** Start **

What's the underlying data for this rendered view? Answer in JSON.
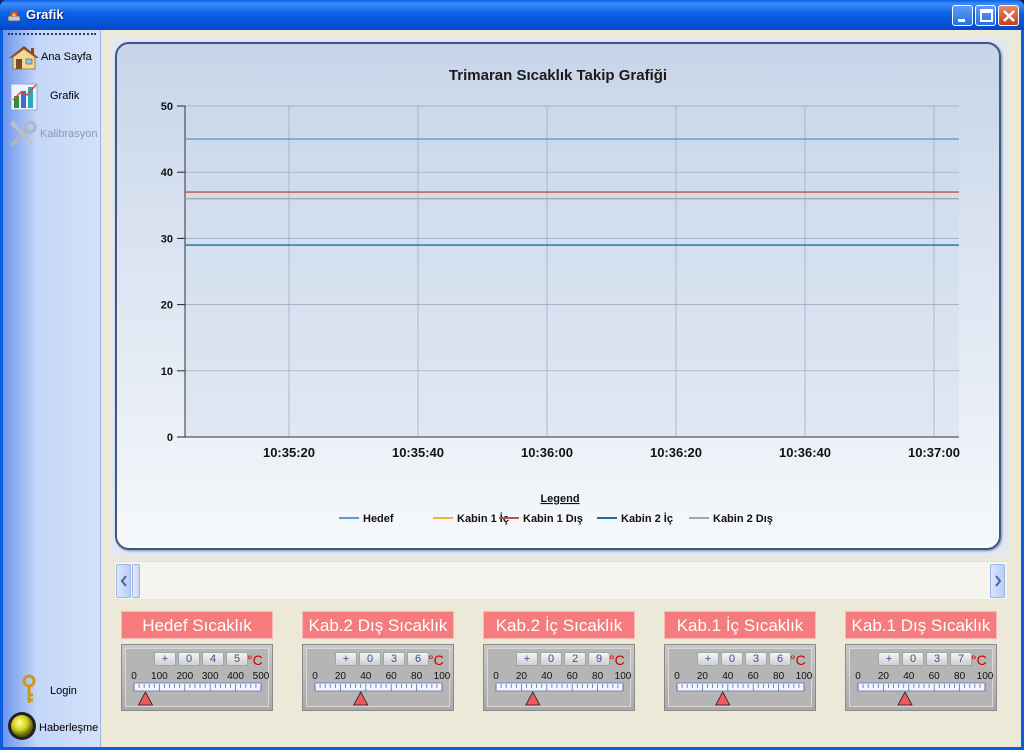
{
  "window": {
    "title": "Grafik"
  },
  "sidebar": {
    "items": [
      {
        "label": "Ana Sayfa",
        "icon": "house-icon",
        "enabled": true
      },
      {
        "label": "Grafik",
        "icon": "bar-chart-icon",
        "enabled": true
      },
      {
        "label": "Kalibrasyon",
        "icon": "tools-icon",
        "enabled": false
      }
    ],
    "login_label": "Login",
    "comm_label": "Haberleşme"
  },
  "chart_data": {
    "type": "line",
    "title": "Trimaran Sıcaklık Takip Grafiği",
    "xlabel": "",
    "ylabel": "",
    "ylim": [
      0,
      50
    ],
    "yticks": [
      0,
      10,
      20,
      30,
      40,
      50
    ],
    "xticks": [
      "10:35:20",
      "10:35:40",
      "10:36:00",
      "10:36:20",
      "10:36:40",
      "10:37:00"
    ],
    "grid": true,
    "legend_title": "Legend",
    "legend_position": "bottom",
    "series": [
      {
        "name": "Hedef",
        "color": "#5b9bd5",
        "values": [
          45,
          45
        ]
      },
      {
        "name": "Kabin 1 İç",
        "color": "#f2b33d",
        "values": []
      },
      {
        "name": "Kabin 1 Dış",
        "color": "#c0504d",
        "values": [
          37,
          37
        ]
      },
      {
        "name": "Kabin 2 İç",
        "color": "#1f6b9a",
        "values": [
          29,
          29
        ]
      },
      {
        "name": "Kabin 2 Dış",
        "color": "#a6a6a6",
        "values": [
          36,
          36
        ]
      }
    ]
  },
  "gauges": [
    {
      "title": "Hedef Sıcaklık",
      "sign": "+",
      "digits": [
        "0",
        "4",
        "5"
      ],
      "unit": "°C",
      "scale": [
        "0",
        "100",
        "200",
        "300",
        "400",
        "500"
      ],
      "max": 500,
      "value": 45
    },
    {
      "title": "Kab.2 Dış Sıcaklık",
      "sign": "+",
      "digits": [
        "0",
        "3",
        "6"
      ],
      "unit": "°C",
      "scale": [
        "0",
        "20",
        "40",
        "60",
        "80",
        "100"
      ],
      "max": 100,
      "value": 36
    },
    {
      "title": "Kab.2 İç Sıcaklık",
      "sign": "+",
      "digits": [
        "0",
        "2",
        "9"
      ],
      "unit": "°C",
      "scale": [
        "0",
        "20",
        "40",
        "60",
        "80",
        "100"
      ],
      "max": 100,
      "value": 29
    },
    {
      "title": "Kab.1 İç Sıcaklık",
      "sign": "+",
      "digits": [
        "0",
        "3",
        "6"
      ],
      "unit": "°C",
      "scale": [
        "0",
        "20",
        "40",
        "60",
        "80",
        "100"
      ],
      "max": 100,
      "value": 36
    },
    {
      "title": "Kab.1 Dış Sıcaklık",
      "sign": "+",
      "digits": [
        "0",
        "3",
        "7"
      ],
      "unit": "°C",
      "scale": [
        "0",
        "20",
        "40",
        "60",
        "80",
        "100"
      ],
      "max": 100,
      "value": 37
    }
  ]
}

** End **

= The task =
Write out every line of the listing that holds the word "name".

= Output below =
        "name": "Hedef",
        "name": "Kabin 1 İç",
        "name": "Kabin 1 Dış",
        "name": "Kabin 2 İç",
        "name": "Kabin 2 Dış",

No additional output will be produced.